Les personnes qui ne résident pas dans leur maison toute l’année encourent des risques en termes d’assurance

Beaucoup de Canadiens aiment adopter le mode de vie « snowbird », c’est-à-dire qu’ils profitent des belles saisons au Canada, mais se rendent dans le sud des États-Unis dès les premiers signes de l’hiver. Bien que ce mode de vie leur permette de profiter de températures agréables toute l’année, il pose également d’éventuels problèmes pour les maisons et autres infrastructures qui restent vides et inutilisés pendant plusieurs quelques mois. Par conséquent, les propriétaires doivent évaluer les risques qu’ils pourraient rencontrer et trouver d’éventuelles solutions d’assurance pour des problèmes dont ils pourraient ne pas avoir conscience pendant plusieurs mois.

INFORMATIONS EXTRAITES:
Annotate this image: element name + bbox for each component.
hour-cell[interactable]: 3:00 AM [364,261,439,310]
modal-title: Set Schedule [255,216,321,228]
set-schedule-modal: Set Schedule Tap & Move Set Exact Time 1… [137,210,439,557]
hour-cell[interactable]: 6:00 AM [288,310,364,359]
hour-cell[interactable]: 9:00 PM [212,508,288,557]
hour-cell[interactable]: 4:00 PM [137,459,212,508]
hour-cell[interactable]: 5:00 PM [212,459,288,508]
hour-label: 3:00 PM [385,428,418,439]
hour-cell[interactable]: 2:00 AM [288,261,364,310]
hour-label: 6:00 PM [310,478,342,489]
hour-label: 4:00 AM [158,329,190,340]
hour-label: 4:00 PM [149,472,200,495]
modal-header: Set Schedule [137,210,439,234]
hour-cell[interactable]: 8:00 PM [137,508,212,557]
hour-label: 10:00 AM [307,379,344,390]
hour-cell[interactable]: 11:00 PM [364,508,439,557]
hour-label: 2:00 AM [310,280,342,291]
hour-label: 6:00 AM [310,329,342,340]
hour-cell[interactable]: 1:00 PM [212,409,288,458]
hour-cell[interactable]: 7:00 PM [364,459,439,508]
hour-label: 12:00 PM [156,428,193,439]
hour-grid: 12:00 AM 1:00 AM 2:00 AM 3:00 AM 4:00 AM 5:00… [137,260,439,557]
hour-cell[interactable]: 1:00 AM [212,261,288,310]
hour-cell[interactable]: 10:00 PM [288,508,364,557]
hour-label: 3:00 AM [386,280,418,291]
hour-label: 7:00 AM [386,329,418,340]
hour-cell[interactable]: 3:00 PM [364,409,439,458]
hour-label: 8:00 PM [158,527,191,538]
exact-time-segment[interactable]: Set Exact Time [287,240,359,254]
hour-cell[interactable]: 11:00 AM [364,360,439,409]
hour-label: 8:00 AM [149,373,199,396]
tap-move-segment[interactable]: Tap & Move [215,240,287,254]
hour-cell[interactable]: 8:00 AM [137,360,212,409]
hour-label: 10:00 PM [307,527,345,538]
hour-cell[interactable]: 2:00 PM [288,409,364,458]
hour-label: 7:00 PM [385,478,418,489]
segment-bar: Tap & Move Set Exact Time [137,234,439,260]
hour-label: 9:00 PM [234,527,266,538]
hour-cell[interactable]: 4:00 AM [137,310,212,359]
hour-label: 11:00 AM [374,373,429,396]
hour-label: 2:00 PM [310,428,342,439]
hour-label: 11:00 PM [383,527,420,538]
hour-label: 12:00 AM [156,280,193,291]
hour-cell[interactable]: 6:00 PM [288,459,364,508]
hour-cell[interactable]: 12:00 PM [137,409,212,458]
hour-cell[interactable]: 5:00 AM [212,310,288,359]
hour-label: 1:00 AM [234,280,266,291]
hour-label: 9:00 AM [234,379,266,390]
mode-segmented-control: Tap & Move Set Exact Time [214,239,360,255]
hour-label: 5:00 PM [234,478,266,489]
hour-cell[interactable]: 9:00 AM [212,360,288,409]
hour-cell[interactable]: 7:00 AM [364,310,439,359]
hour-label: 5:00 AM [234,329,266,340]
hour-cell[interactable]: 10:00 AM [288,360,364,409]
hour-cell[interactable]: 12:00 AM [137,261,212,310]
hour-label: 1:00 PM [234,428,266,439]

ÉNONCÉ DE L'EXERCICE:
Recopiez l'extrait du document depuis les mots « Les personnes qui » jusqu'à « pendant plusieurs mois. » inclus, en renommant « snowbird » en « hivernant ». Appuyez-vous uniquement sur l'extrait du document.

CORRIGÉ DE L'EXERCICE:
Les personnes qui ne résident pas dans leur maison toute l’année encourent des risques en termes d’assurance

Beaucoup de Canadiens aiment adopter le mode de vie « hivernant », c’est-à-dire qu’ils profitent des belles saisons au Canada, mais se rendent dans le sud des États-Unis dès les premiers signes de l’hiver. Bien que ce mode de vie leur permette de profiter de températures agréables toute l’année, il pose également d’éventuels problèmes pour les maisons et autres infrastructures qui restent vides et inutilisés pendant plusieurs quelques mois. Par conséquent, les propriétaires doivent évaluer les risques qu’ils pourraient rencontrer et trouver d’éventuelles solutions d’assurance pour des problèmes dont ils pourraient ne pas avoir conscience pendant plusieurs mois.